Exercise goal - Show only lines that include "JSON".

-- Begin Listing --

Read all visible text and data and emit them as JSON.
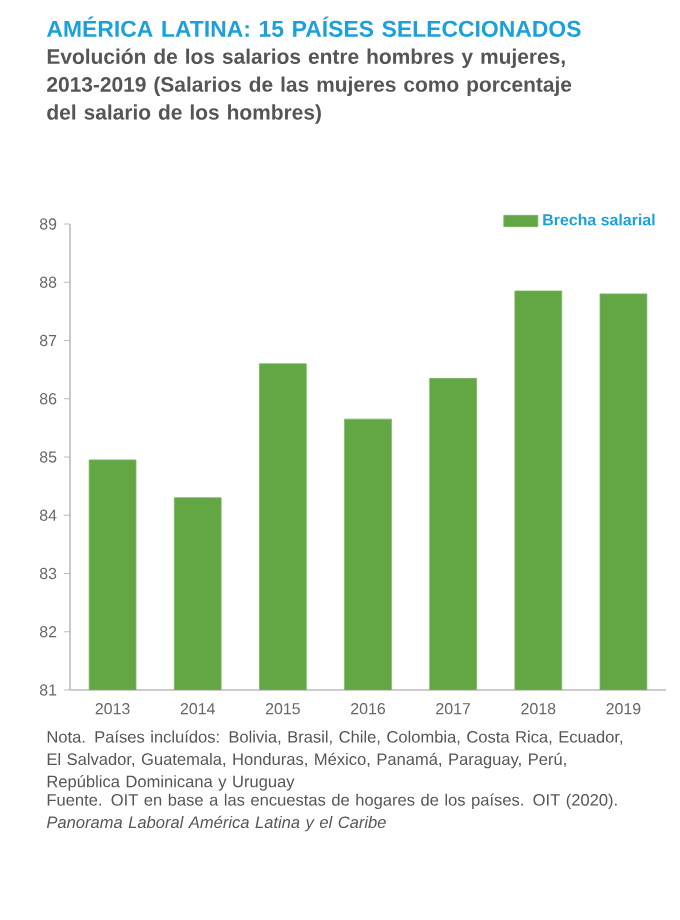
{
  "chart_data": {
    "type": "bar",
    "title": "AMÉRICA LATINA: 15 PAÍSES SELECCIONADOS",
    "subtitle": "Evolución de los salarios entre hombres y mujeres, 2013-2019 (Salarios de las mujeres como porcentaje del salario de los hombres)",
    "categories": [
      "2013",
      "2014",
      "2015",
      "2016",
      "2017",
      "2018",
      "2019"
    ],
    "series": [
      {
        "name": "Brecha salarial",
        "color": "#62a744",
        "values": [
          84.95,
          84.3,
          86.6,
          85.65,
          86.35,
          87.85,
          87.8
        ]
      }
    ],
    "ylim": [
      81,
      89
    ],
    "yticks": [
      81,
      82,
      83,
      84,
      85,
      86,
      87,
      88,
      89
    ],
    "legend": "top right",
    "annotations": [
      "Nota. Países incluídos: Bolivia, Brasil, Chile, Colombia, Costa Rica, Ecuador, El Salvador, Guatemala, Honduras, México, Panamá, Paraguay, Perú, República Dominicana y Uruguay",
      "Fuente. OIT en base a las encuestas de hogares de los países. OIT (2020). *Panorama Laboral América Latina y el Caribe*"
    ]
  }
}
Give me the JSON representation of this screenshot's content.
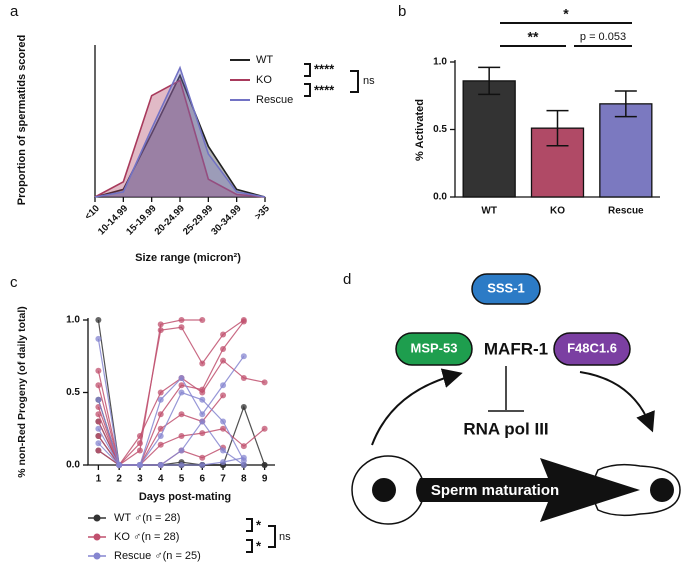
{
  "panels": [
    "a",
    "b",
    "c",
    "d"
  ],
  "chart_data": [
    {
      "type": "area",
      "xlabel": "Size range (micron²)",
      "ylabel": "Proportion of spermatids scored",
      "categories": [
        "<10",
        "10-14.99",
        "15-19.99",
        "20-24.99",
        "25-29.99",
        "30-34.99",
        ">35"
      ],
      "ylim": [
        0,
        0.6
      ],
      "series": [
        {
          "name": "WT",
          "color": "#222222",
          "values": [
            0,
            0.03,
            0.25,
            0.48,
            0.2,
            0.03,
            0
          ]
        },
        {
          "name": "KO",
          "color": "#a83a5c",
          "values": [
            0,
            0.06,
            0.4,
            0.46,
            0.07,
            0.01,
            0
          ]
        },
        {
          "name": "Rescue",
          "color": "#7272c4",
          "values": [
            0,
            0.02,
            0.27,
            0.51,
            0.17,
            0.02,
            0
          ]
        }
      ],
      "annotations": [
        "****",
        "****",
        "ns"
      ]
    },
    {
      "type": "bar",
      "ylabel": "% Activated",
      "categories": [
        "WT",
        "KO",
        "Rescue"
      ],
      "values": [
        0.86,
        0.51,
        0.69
      ],
      "errors": [
        0.1,
        0.13,
        0.095
      ],
      "colors": [
        "#333333",
        "#b04a66",
        "#7b79c0"
      ],
      "ylim": [
        0,
        1
      ],
      "yticks": [
        {
          "value": 0,
          "label": "0.0"
        },
        {
          "value": 0.5,
          "label": "0.5"
        },
        {
          "value": 1,
          "label": "1.0"
        }
      ],
      "annotations": [
        "*",
        "**",
        "p = 0.053"
      ]
    },
    {
      "type": "line",
      "xlabel": "Days post-mating",
      "ylabel": "% non-Red Progeny (of daily total)",
      "x": [
        1,
        2,
        3,
        4,
        5,
        6,
        7,
        8,
        9
      ],
      "xlim": [
        0.5,
        9.5
      ],
      "xticks": [
        1,
        2,
        3,
        4,
        5,
        6,
        7,
        8,
        9
      ],
      "ylim": [
        0,
        1
      ],
      "yticks": [
        {
          "value": 0,
          "label": "0.0"
        },
        {
          "value": 0.5,
          "label": "0.5"
        },
        {
          "value": 1,
          "label": "1.0"
        }
      ],
      "series": [
        {
          "name": "WT ♂(n = 28)",
          "color": "#333333",
          "lines": [
            [
              1.0,
              0,
              0,
              0,
              0,
              0,
              0,
              null,
              null
            ],
            [
              0.45,
              0,
              0,
              0,
              0,
              0,
              0,
              0.4,
              0
            ],
            [
              0.3,
              0,
              0,
              0,
              0,
              0,
              0,
              0,
              0
            ],
            [
              0.2,
              0,
              0,
              0,
              0,
              0,
              0,
              0,
              null
            ],
            [
              0.1,
              0,
              0,
              0,
              0.02,
              0,
              0,
              null,
              null
            ]
          ]
        },
        {
          "name": "KO ♂(n = 28)",
          "color": "#c0506e",
          "lines": [
            [
              0.65,
              0,
              0.1,
              0.97,
              1.0,
              1.0,
              null,
              null,
              null
            ],
            [
              0.55,
              0,
              0.15,
              0.93,
              0.95,
              0.7,
              0.9,
              1.0,
              null
            ],
            [
              0.4,
              0,
              0.2,
              0.5,
              0.6,
              0.5,
              0.72,
              0.6,
              0.57
            ],
            [
              0.35,
              0,
              0,
              0.35,
              0.55,
              0.52,
              0.8,
              0.99,
              null
            ],
            [
              0.3,
              0,
              0,
              0.25,
              0.35,
              0.3,
              0.48,
              null,
              null
            ],
            [
              0.2,
              0,
              0,
              0.14,
              0.2,
              0.22,
              0.25,
              0.13,
              0.25
            ],
            [
              0.1,
              0,
              0,
              0,
              0.1,
              0.05,
              0.12,
              null,
              null
            ]
          ]
        },
        {
          "name": "Rescue ♂(n = 25)",
          "color": "#8585d0",
          "lines": [
            [
              0.87,
              0,
              0,
              0.45,
              0.6,
              0.35,
              0.55,
              0.75,
              null
            ],
            [
              0.45,
              0,
              0,
              0.2,
              0.5,
              0.45,
              0.3,
              0.03,
              null
            ],
            [
              0.25,
              0,
              0,
              0,
              0.1,
              0.3,
              0.1,
              0,
              null
            ],
            [
              0.15,
              0,
              0,
              0,
              0,
              0,
              0.02,
              0.05,
              null
            ]
          ]
        }
      ],
      "annotations": [
        "*",
        "*",
        "ns"
      ]
    }
  ],
  "diagram": {
    "nodes": [
      "SSS-1",
      "MSP-53",
      "MAFR-1",
      "F48C1.6",
      "RNA pol III"
    ],
    "arrow_label": "Sperm maturation"
  }
}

-- End Listing --

Full output -
Read all visible text and data and emit them as JSON.
Give me the JSON representation of this screenshot's content.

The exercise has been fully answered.